#### What is required
Find every line with the string "screenshot" in it, count them, and reply with that count only.

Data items
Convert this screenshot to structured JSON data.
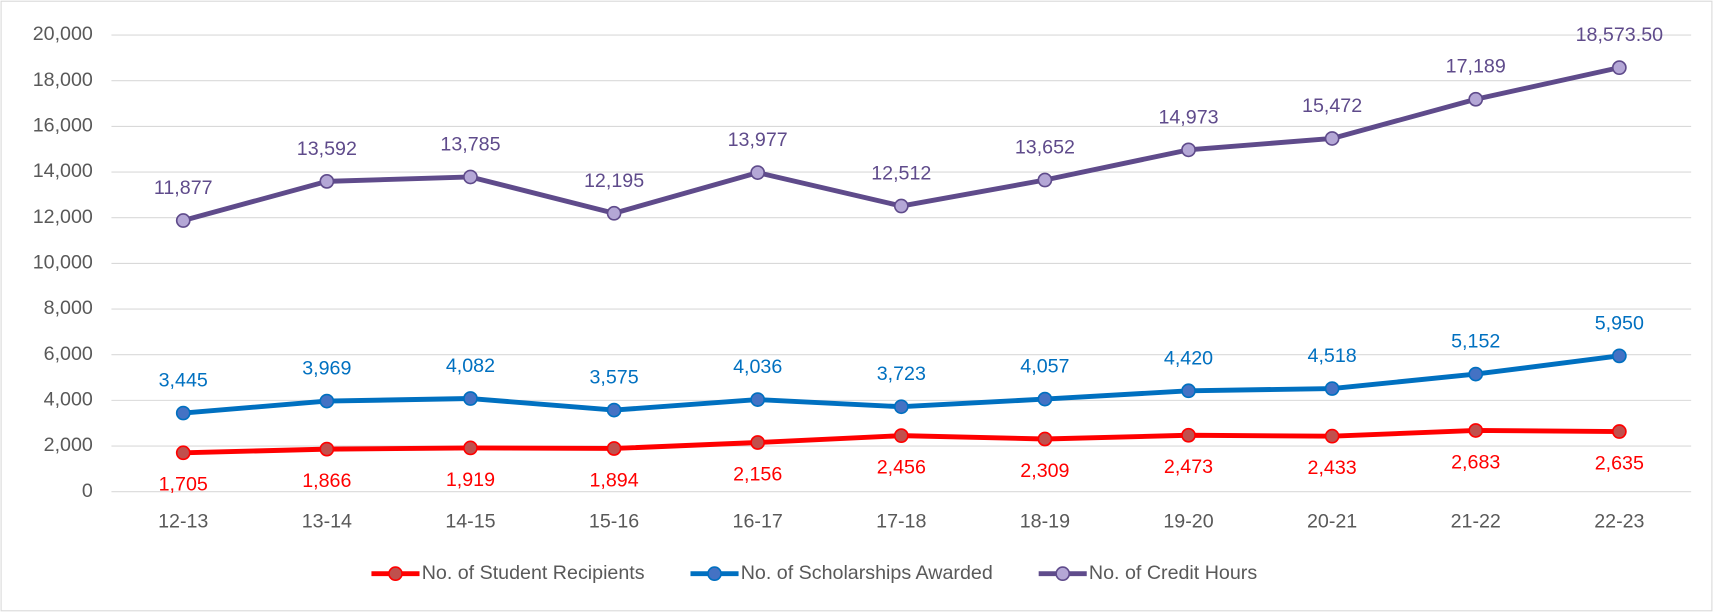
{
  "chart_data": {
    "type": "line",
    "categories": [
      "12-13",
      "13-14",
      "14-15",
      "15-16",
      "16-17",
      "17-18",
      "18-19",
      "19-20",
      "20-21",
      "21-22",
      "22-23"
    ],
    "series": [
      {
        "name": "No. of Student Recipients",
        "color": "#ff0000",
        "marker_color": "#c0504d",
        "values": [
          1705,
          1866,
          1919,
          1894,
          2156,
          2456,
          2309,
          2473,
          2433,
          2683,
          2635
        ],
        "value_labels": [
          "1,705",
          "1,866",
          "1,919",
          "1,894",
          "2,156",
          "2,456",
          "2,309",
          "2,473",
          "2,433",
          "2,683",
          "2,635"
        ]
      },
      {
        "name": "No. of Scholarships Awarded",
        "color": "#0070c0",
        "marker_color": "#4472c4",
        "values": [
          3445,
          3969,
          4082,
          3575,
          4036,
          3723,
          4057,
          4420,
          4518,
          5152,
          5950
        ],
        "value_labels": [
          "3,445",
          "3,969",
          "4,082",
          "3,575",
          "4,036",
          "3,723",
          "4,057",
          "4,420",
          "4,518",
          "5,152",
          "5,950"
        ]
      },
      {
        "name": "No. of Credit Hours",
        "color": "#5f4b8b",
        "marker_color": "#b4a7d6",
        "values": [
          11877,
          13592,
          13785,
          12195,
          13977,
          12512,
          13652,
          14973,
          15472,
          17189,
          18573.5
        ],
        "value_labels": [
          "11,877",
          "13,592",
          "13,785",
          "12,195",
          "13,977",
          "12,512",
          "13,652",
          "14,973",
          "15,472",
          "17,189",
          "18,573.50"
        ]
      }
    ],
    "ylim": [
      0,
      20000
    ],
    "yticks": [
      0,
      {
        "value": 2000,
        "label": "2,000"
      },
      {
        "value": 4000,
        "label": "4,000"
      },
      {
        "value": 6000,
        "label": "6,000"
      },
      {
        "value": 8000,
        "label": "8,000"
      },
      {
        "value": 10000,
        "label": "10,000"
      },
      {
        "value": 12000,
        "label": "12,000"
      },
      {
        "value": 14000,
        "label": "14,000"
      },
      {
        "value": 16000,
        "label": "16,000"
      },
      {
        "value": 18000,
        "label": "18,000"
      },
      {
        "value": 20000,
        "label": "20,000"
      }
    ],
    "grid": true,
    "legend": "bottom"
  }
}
---
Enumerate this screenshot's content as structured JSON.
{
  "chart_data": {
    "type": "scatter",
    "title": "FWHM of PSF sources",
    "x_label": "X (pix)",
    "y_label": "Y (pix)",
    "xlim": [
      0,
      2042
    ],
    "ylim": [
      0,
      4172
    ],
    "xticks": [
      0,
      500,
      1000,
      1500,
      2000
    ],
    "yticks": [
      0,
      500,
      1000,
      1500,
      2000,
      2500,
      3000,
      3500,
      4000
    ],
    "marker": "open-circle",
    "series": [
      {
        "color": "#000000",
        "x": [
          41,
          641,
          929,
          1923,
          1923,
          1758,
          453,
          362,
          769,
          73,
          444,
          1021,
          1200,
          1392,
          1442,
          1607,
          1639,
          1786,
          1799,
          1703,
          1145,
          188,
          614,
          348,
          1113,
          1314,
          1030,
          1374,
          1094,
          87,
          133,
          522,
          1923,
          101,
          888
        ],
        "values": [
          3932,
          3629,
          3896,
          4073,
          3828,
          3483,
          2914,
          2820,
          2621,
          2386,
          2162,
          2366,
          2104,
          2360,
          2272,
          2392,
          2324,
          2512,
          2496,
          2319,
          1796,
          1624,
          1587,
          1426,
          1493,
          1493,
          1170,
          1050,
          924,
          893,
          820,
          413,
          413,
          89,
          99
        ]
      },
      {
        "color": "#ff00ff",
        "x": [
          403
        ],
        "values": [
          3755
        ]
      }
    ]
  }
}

#### Result below
2